◆ **What the task requires**:
The entries below need to be written out exactly, with no pictures included.
:: Extracted information ::
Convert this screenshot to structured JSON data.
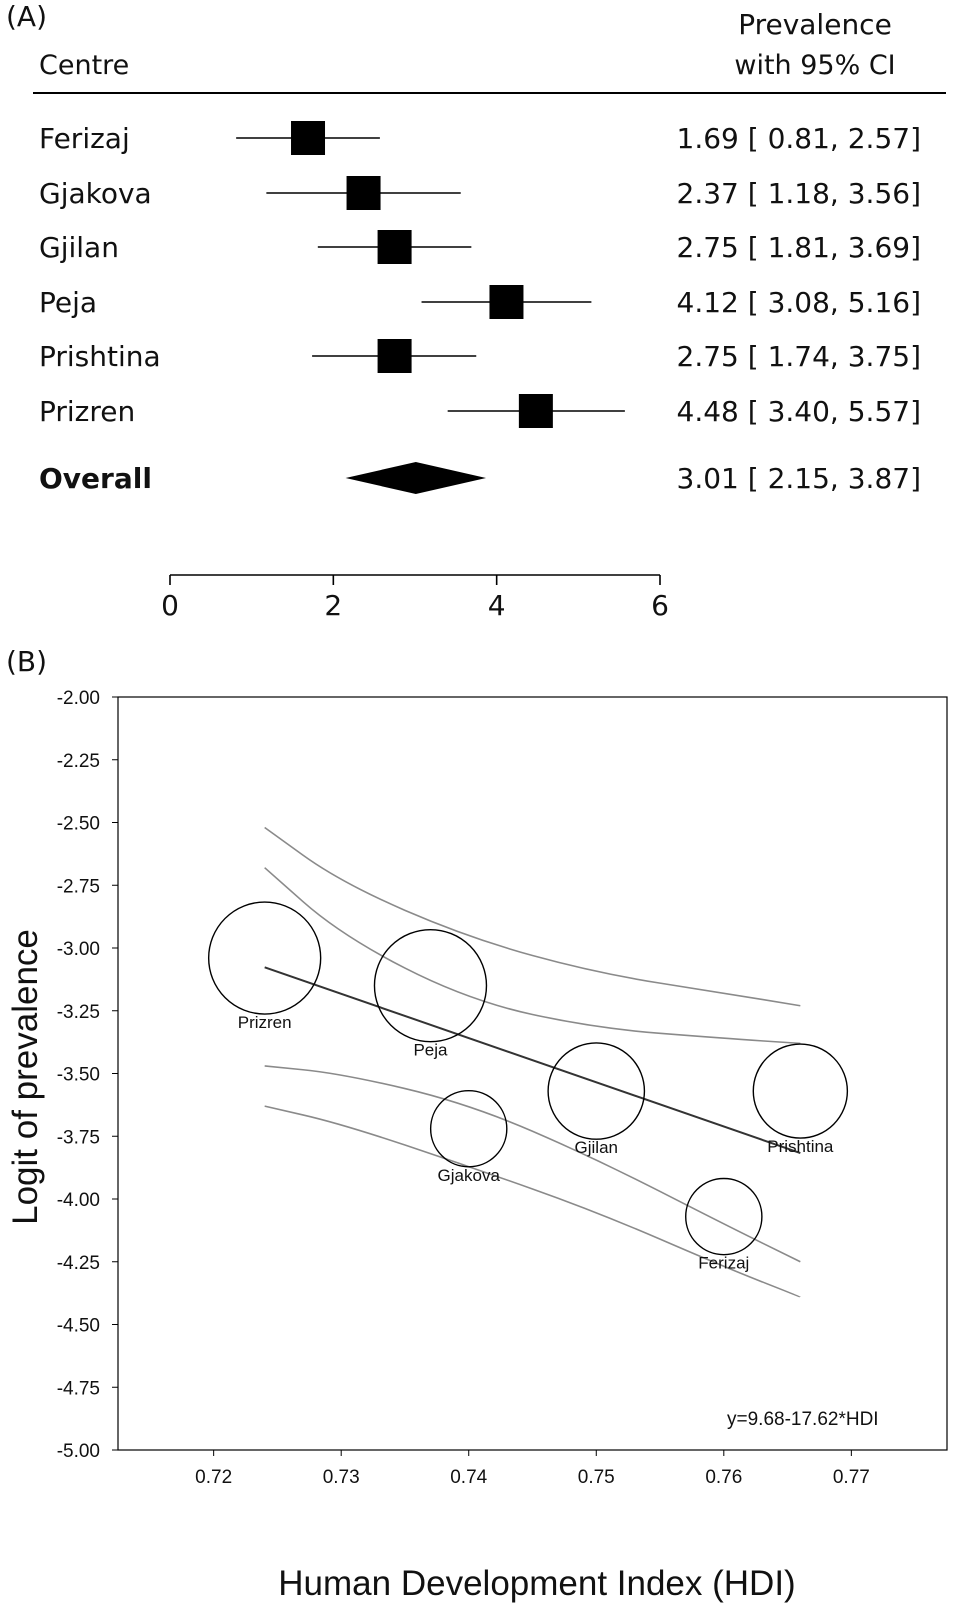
{
  "panel_a": {
    "label": "(A)",
    "col_centre": "Centre",
    "col_prev_line1": "Prevalence",
    "col_prev_line2": "with 95% CI"
  },
  "panel_b": {
    "label": "(B)",
    "equation": "y=9.68-17.62*HDI"
  },
  "chart_data": [
    {
      "type": "forest",
      "x_ticks": [
        0,
        2,
        4,
        6
      ],
      "xlim": [
        0,
        6
      ],
      "rows": [
        {
          "name": "Ferizaj",
          "estimate": 1.69,
          "lower": 0.81,
          "upper": 2.57,
          "text": "1.69 [ 0.81,  2.57]"
        },
        {
          "name": "Gjakova",
          "estimate": 2.37,
          "lower": 1.18,
          "upper": 3.56,
          "text": "2.37 [ 1.18,  3.56]"
        },
        {
          "name": "Gjilan",
          "estimate": 2.75,
          "lower": 1.81,
          "upper": 3.69,
          "text": "2.75 [ 1.81,  3.69]"
        },
        {
          "name": "Peja",
          "estimate": 4.12,
          "lower": 3.08,
          "upper": 5.16,
          "text": "4.12 [ 3.08,  5.16]"
        },
        {
          "name": "Prishtina",
          "estimate": 2.75,
          "lower": 1.74,
          "upper": 3.75,
          "text": "2.75 [ 1.74,  3.75]"
        },
        {
          "name": "Prizren",
          "estimate": 4.48,
          "lower": 3.4,
          "upper": 5.57,
          "text": "4.48 [ 3.40,  5.57]"
        }
      ],
      "overall": {
        "name": "Overall",
        "estimate": 3.01,
        "lower": 2.15,
        "upper": 3.87,
        "text": "3.01 [ 2.15,  3.87]"
      }
    },
    {
      "type": "scatter",
      "xlabel": "Human Development Index (HDI)",
      "ylabel": "Logit of prevalence",
      "xlim": [
        0.7125,
        0.7775
      ],
      "ylim": [
        -5.0,
        -2.0
      ],
      "x_ticks": [
        "0.72",
        "0.73",
        "0.74",
        "0.75",
        "0.76",
        "0.77"
      ],
      "y_ticks": [
        "-2.00",
        "-2.25",
        "-2.50",
        "-2.75",
        "-3.00",
        "-3.25",
        "-3.50",
        "-3.75",
        "-4.00",
        "-4.25",
        "-4.50",
        "-4.75",
        "-5.00"
      ],
      "points": [
        {
          "label": "Prizren",
          "x": 0.724,
          "y": -3.04,
          "weight": 1.0
        },
        {
          "label": "Peja",
          "x": 0.737,
          "y": -3.15,
          "weight": 1.0
        },
        {
          "label": "Gjakova",
          "x": 0.74,
          "y": -3.72,
          "weight": 0.68
        },
        {
          "label": "Gjilan",
          "x": 0.75,
          "y": -3.57,
          "weight": 0.86
        },
        {
          "label": "Prishtina",
          "x": 0.766,
          "y": -3.57,
          "weight": 0.84
        },
        {
          "label": "Ferizaj",
          "x": 0.76,
          "y": -4.07,
          "weight": 0.68
        }
      ],
      "fit": {
        "intercept": 9.68,
        "slope": -17.62,
        "x_range": [
          0.724,
          0.766
        ]
      },
      "bands": [
        {
          "x": [
            0.724,
            0.73,
            0.74,
            0.75,
            0.76,
            0.766
          ],
          "y": [
            -2.52,
            -2.74,
            -2.96,
            -3.1,
            -3.18,
            -3.23
          ]
        },
        {
          "x": [
            0.724,
            0.73,
            0.74,
            0.75,
            0.76,
            0.766
          ],
          "y": [
            -2.68,
            -2.95,
            -3.21,
            -3.32,
            -3.36,
            -3.38
          ]
        },
        {
          "x": [
            0.724,
            0.73,
            0.74,
            0.75,
            0.76,
            0.766
          ],
          "y": [
            -3.47,
            -3.5,
            -3.62,
            -3.84,
            -4.1,
            -4.25
          ]
        },
        {
          "x": [
            0.724,
            0.73,
            0.74,
            0.75,
            0.76,
            0.766
          ],
          "y": [
            -3.63,
            -3.7,
            -3.87,
            -4.05,
            -4.27,
            -4.39
          ]
        }
      ]
    }
  ]
}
:::
◆ **Expected output**:
Convert this screenshot to structured JSON data.
{
  "panel_a": {
    "label": "(A)",
    "col_centre": "Centre",
    "col_prev_line1": "Prevalence",
    "col_prev_line2": "with 95% CI"
  },
  "panel_b": {
    "label": "(B)",
    "equation": "y=9.68-17.62*HDI"
  },
  "chart_data": [
    {
      "type": "forest",
      "x_ticks": [
        0,
        2,
        4,
        6
      ],
      "xlim": [
        0,
        6
      ],
      "rows": [
        {
          "name": "Ferizaj",
          "estimate": 1.69,
          "lower": 0.81,
          "upper": 2.57,
          "text": "1.69 [ 0.81,  2.57]"
        },
        {
          "name": "Gjakova",
          "estimate": 2.37,
          "lower": 1.18,
          "upper": 3.56,
          "text": "2.37 [ 1.18,  3.56]"
        },
        {
          "name": "Gjilan",
          "estimate": 2.75,
          "lower": 1.81,
          "upper": 3.69,
          "text": "2.75 [ 1.81,  3.69]"
        },
        {
          "name": "Peja",
          "estimate": 4.12,
          "lower": 3.08,
          "upper": 5.16,
          "text": "4.12 [ 3.08,  5.16]"
        },
        {
          "name": "Prishtina",
          "estimate": 2.75,
          "lower": 1.74,
          "upper": 3.75,
          "text": "2.75 [ 1.74,  3.75]"
        },
        {
          "name": "Prizren",
          "estimate": 4.48,
          "lower": 3.4,
          "upper": 5.57,
          "text": "4.48 [ 3.40,  5.57]"
        }
      ],
      "overall": {
        "name": "Overall",
        "estimate": 3.01,
        "lower": 2.15,
        "upper": 3.87,
        "text": "3.01 [ 2.15,  3.87]"
      }
    },
    {
      "type": "scatter",
      "xlabel": "Human Development Index (HDI)",
      "ylabel": "Logit of prevalence",
      "xlim": [
        0.7125,
        0.7775
      ],
      "ylim": [
        -5.0,
        -2.0
      ],
      "x_ticks": [
        "0.72",
        "0.73",
        "0.74",
        "0.75",
        "0.76",
        "0.77"
      ],
      "y_ticks": [
        "-2.00",
        "-2.25",
        "-2.50",
        "-2.75",
        "-3.00",
        "-3.25",
        "-3.50",
        "-3.75",
        "-4.00",
        "-4.25",
        "-4.50",
        "-4.75",
        "-5.00"
      ],
      "points": [
        {
          "label": "Prizren",
          "x": 0.724,
          "y": -3.04,
          "weight": 1.0
        },
        {
          "label": "Peja",
          "x": 0.737,
          "y": -3.15,
          "weight": 1.0
        },
        {
          "label": "Gjakova",
          "x": 0.74,
          "y": -3.72,
          "weight": 0.68
        },
        {
          "label": "Gjilan",
          "x": 0.75,
          "y": -3.57,
          "weight": 0.86
        },
        {
          "label": "Prishtina",
          "x": 0.766,
          "y": -3.57,
          "weight": 0.84
        },
        {
          "label": "Ferizaj",
          "x": 0.76,
          "y": -4.07,
          "weight": 0.68
        }
      ],
      "fit": {
        "intercept": 9.68,
        "slope": -17.62,
        "x_range": [
          0.724,
          0.766
        ]
      },
      "bands": [
        {
          "x": [
            0.724,
            0.73,
            0.74,
            0.75,
            0.76,
            0.766
          ],
          "y": [
            -2.52,
            -2.74,
            -2.96,
            -3.1,
            -3.18,
            -3.23
          ]
        },
        {
          "x": [
            0.724,
            0.73,
            0.74,
            0.75,
            0.76,
            0.766
          ],
          "y": [
            -2.68,
            -2.95,
            -3.21,
            -3.32,
            -3.36,
            -3.38
          ]
        },
        {
          "x": [
            0.724,
            0.73,
            0.74,
            0.75,
            0.76,
            0.766
          ],
          "y": [
            -3.47,
            -3.5,
            -3.62,
            -3.84,
            -4.1,
            -4.25
          ]
        },
        {
          "x": [
            0.724,
            0.73,
            0.74,
            0.75,
            0.76,
            0.766
          ],
          "y": [
            -3.63,
            -3.7,
            -3.87,
            -4.05,
            -4.27,
            -4.39
          ]
        }
      ]
    }
  ]
}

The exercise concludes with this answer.